— start of Data in this exercise —
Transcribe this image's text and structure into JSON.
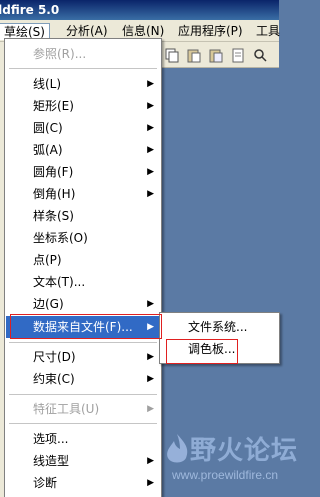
{
  "window": {
    "title": "ildfire 5.0"
  },
  "menubar": [
    {
      "label": "草绘(S)"
    },
    {
      "label": "分析(A)"
    },
    {
      "label": "信息(N)"
    },
    {
      "label": "应用程序(P)"
    },
    {
      "label": "工具"
    }
  ],
  "menu": {
    "items": [
      {
        "label": "参照(R)...",
        "disabled": true,
        "submenu": false
      },
      {
        "label": "线(L)",
        "disabled": false,
        "submenu": true
      },
      {
        "label": "矩形(E)",
        "disabled": false,
        "submenu": true
      },
      {
        "label": "圆(C)",
        "disabled": false,
        "submenu": true
      },
      {
        "label": "弧(A)",
        "disabled": false,
        "submenu": true
      },
      {
        "label": "圆角(F)",
        "disabled": false,
        "submenu": true
      },
      {
        "label": "倒角(H)",
        "disabled": false,
        "submenu": true
      },
      {
        "label": "样条(S)",
        "disabled": false,
        "submenu": false
      },
      {
        "label": "坐标系(O)",
        "disabled": false,
        "submenu": false
      },
      {
        "label": "点(P)",
        "disabled": false,
        "submenu": false
      },
      {
        "label": "文本(T)...",
        "disabled": false,
        "submenu": false
      },
      {
        "label": "边(G)",
        "disabled": false,
        "submenu": true
      },
      {
        "label": "数据来自文件(F)...",
        "disabled": false,
        "submenu": true,
        "highlighted": true
      },
      {
        "label": "尺寸(D)",
        "disabled": false,
        "submenu": true
      },
      {
        "label": "约束(C)",
        "disabled": false,
        "submenu": true
      },
      {
        "label": "特征工具(U)",
        "disabled": true,
        "submenu": true
      },
      {
        "label": "选项...",
        "disabled": false,
        "submenu": false
      },
      {
        "label": "线造型",
        "disabled": false,
        "submenu": true
      },
      {
        "label": "诊断",
        "disabled": false,
        "submenu": true
      }
    ],
    "arrow_glyph": "▶"
  },
  "submenu": {
    "items": [
      {
        "label": "文件系统..."
      },
      {
        "label": "调色板..."
      }
    ]
  },
  "watermark": {
    "title": "野火论坛",
    "url": "www.proewildfire.cn"
  },
  "colors": {
    "highlight": "#316ac5",
    "annotation": "#e02020",
    "menubar": "#ece9d8",
    "workspace": "#5b7aa4"
  }
}
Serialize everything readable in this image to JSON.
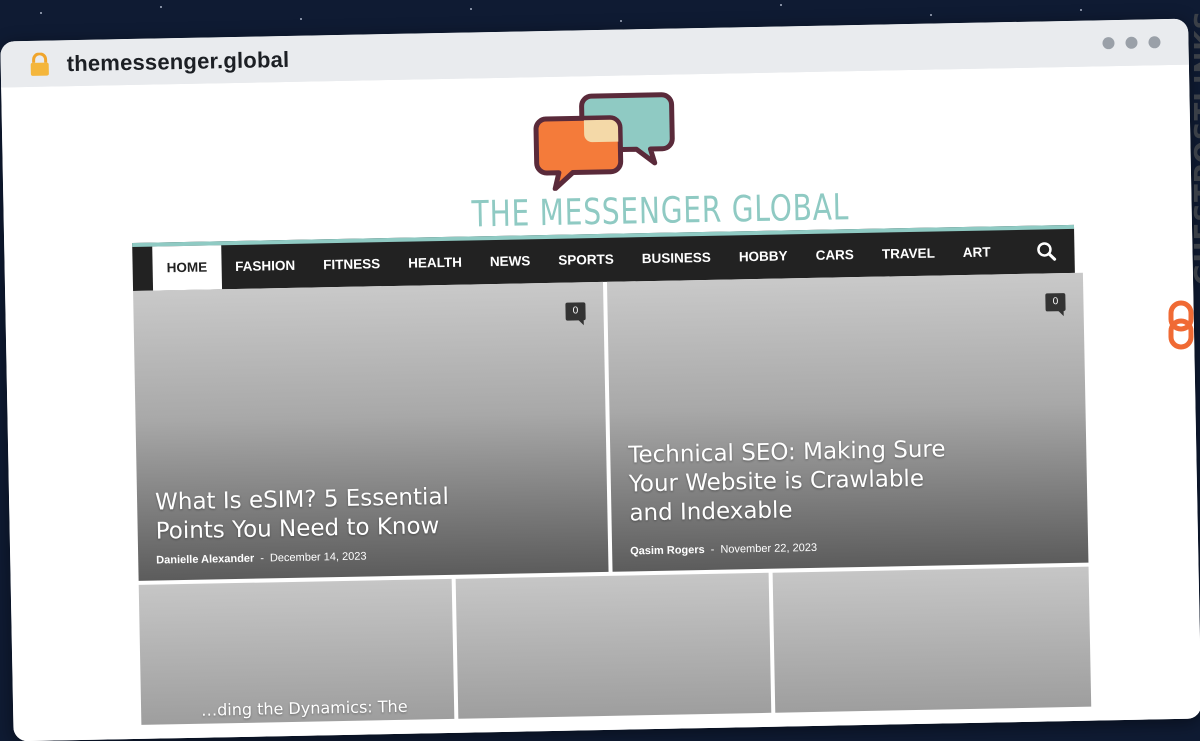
{
  "browser": {
    "url": "themessenger.global"
  },
  "site": {
    "logo_text": "THE MESSENGER GLOBAL",
    "brand_colors": {
      "teal": "#8fcac3",
      "orange": "#f47b3a",
      "outline": "#5a2a3a",
      "nav": "#222222"
    }
  },
  "nav": {
    "items": [
      "HOME",
      "FASHION",
      "FITNESS",
      "HEALTH",
      "NEWS",
      "SPORTS",
      "BUSINESS",
      "HOBBY",
      "CARS",
      "TRAVEL",
      "ART"
    ],
    "active": "HOME",
    "search_icon": "search-icon"
  },
  "featured": [
    {
      "title": "What Is eSIM? 5 Essential Points You Need to Know",
      "author": "Danielle Alexander",
      "date": "December 14, 2023",
      "comments": "0"
    },
    {
      "title": "Technical SEO: Making Sure Your Website is Crawlable and Indexable",
      "author": "Qasim Rogers",
      "date": "November 22, 2023",
      "comments": "0"
    }
  ],
  "second_row": [
    {
      "title": "…ding the Dynamics: The"
    },
    {
      "title": ""
    },
    {
      "title": ""
    }
  ],
  "badge": {
    "text": "GUESTPOSTLINKS"
  }
}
— end of Data in this exercise —
Exercise prompt: The records above need to be given again exactly. Omit the pictures.

Response below:
Transcribe this image's text and structure into JSON.
{
  "window": {
    "title": "ildfire 5.0"
  },
  "menubar": [
    {
      "label": "草绘(S)"
    },
    {
      "label": "分析(A)"
    },
    {
      "label": "信息(N)"
    },
    {
      "label": "应用程序(P)"
    },
    {
      "label": "工具"
    }
  ],
  "menu": {
    "items": [
      {
        "label": "参照(R)...",
        "disabled": true,
        "submenu": false
      },
      {
        "label": "线(L)",
        "disabled": false,
        "submenu": true
      },
      {
        "label": "矩形(E)",
        "disabled": false,
        "submenu": true
      },
      {
        "label": "圆(C)",
        "disabled": false,
        "submenu": true
      },
      {
        "label": "弧(A)",
        "disabled": false,
        "submenu": true
      },
      {
        "label": "圆角(F)",
        "disabled": false,
        "submenu": true
      },
      {
        "label": "倒角(H)",
        "disabled": false,
        "submenu": true
      },
      {
        "label": "样条(S)",
        "disabled": false,
        "submenu": false
      },
      {
        "label": "坐标系(O)",
        "disabled": false,
        "submenu": false
      },
      {
        "label": "点(P)",
        "disabled": false,
        "submenu": false
      },
      {
        "label": "文本(T)...",
        "disabled": false,
        "submenu": false
      },
      {
        "label": "边(G)",
        "disabled": false,
        "submenu": true
      },
      {
        "label": "数据来自文件(F)...",
        "disabled": false,
        "submenu": true,
        "highlighted": true
      },
      {
        "label": "尺寸(D)",
        "disabled": false,
        "submenu": true
      },
      {
        "label": "约束(C)",
        "disabled": false,
        "submenu": true
      },
      {
        "label": "特征工具(U)",
        "disabled": true,
        "submenu": true
      },
      {
        "label": "选项...",
        "disabled": false,
        "submenu": false
      },
      {
        "label": "线造型",
        "disabled": false,
        "submenu": true
      },
      {
        "label": "诊断",
        "disabled": false,
        "submenu": true
      }
    ],
    "arrow_glyph": "▶"
  },
  "submenu": {
    "items": [
      {
        "label": "文件系统..."
      },
      {
        "label": "调色板..."
      }
    ]
  },
  "watermark": {
    "title": "野火论坛",
    "url": "www.proewildfire.cn"
  },
  "colors": {
    "highlight": "#316ac5",
    "annotation": "#e02020",
    "menubar": "#ece9d8",
    "workspace": "#5b7aa4"
  }
}
Serialize everything readable in this image to JSON.
{
  "browser": {
    "url": "themessenger.global"
  },
  "site": {
    "logo_text": "THE MESSENGER GLOBAL",
    "brand_colors": {
      "teal": "#8fcac3",
      "orange": "#f47b3a",
      "outline": "#5a2a3a",
      "nav": "#222222"
    }
  },
  "nav": {
    "items": [
      "HOME",
      "FASHION",
      "FITNESS",
      "HEALTH",
      "NEWS",
      "SPORTS",
      "BUSINESS",
      "HOBBY",
      "CARS",
      "TRAVEL",
      "ART"
    ],
    "active": "HOME",
    "search_icon": "search-icon"
  },
  "featured": [
    {
      "title": "What Is eSIM? 5 Essential Points You Need to Know",
      "author": "Danielle Alexander",
      "date": "December 14, 2023",
      "comments": "0"
    },
    {
      "title": "Technical SEO: Making Sure Your Website is Crawlable and Indexable",
      "author": "Qasim Rogers",
      "date": "November 22, 2023",
      "comments": "0"
    }
  ],
  "second_row": [
    {
      "title": "…ding the Dynamics: The"
    },
    {
      "title": ""
    },
    {
      "title": ""
    }
  ],
  "badge": {
    "text": "GUESTPOSTLINKS"
  }
}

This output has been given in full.